## INSTRUCTIONS TO FOLLOW
Print every record exactly as it appears. Leave the pictures out.

Document layout analysis data:
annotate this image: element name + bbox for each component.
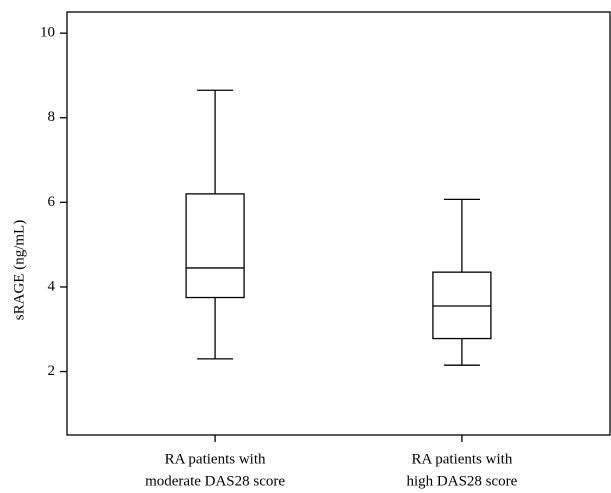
x-tick-label: RA patients with — [411, 451, 512, 467]
box — [185, 193, 245, 299]
y-tick-label: 6 — [48, 194, 56, 210]
y-tick-label: 8 — [48, 109, 56, 125]
y-axis-label: sRAGE (ng/mL) — [11, 220, 27, 320]
x-tick-label: RA patients with — [165, 451, 266, 467]
y-tick-label: 2 — [48, 363, 56, 379]
plot-frame — [66, 11, 611, 436]
x-tick-label: high DAS28 score — [406, 473, 517, 489]
x-tick-label: moderate DAS28 score — [145, 473, 285, 489]
y-tick-label: 4 — [48, 278, 56, 294]
y-tick-label: 10 — [40, 25, 55, 41]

## FINISHED EXERCISE
annotate this image: element name + bbox for each component.
x-tick-label: RA patients with — [411, 451, 512, 467]
box — [185, 193, 245, 299]
y-tick-label: 6 — [48, 194, 56, 210]
y-tick-label: 8 — [48, 109, 56, 125]
y-axis-label: sRAGE (ng/mL) — [11, 220, 27, 320]
x-tick-label: RA patients with — [165, 451, 266, 467]
y-tick-label: 2 — [48, 363, 56, 379]
plot-frame — [66, 11, 611, 436]
x-tick-label: high DAS28 score — [406, 473, 517, 489]
x-tick-label: moderate DAS28 score — [145, 473, 285, 489]
y-tick-label: 4 — [48, 278, 56, 294]
y-tick-label: 10 — [40, 25, 55, 41]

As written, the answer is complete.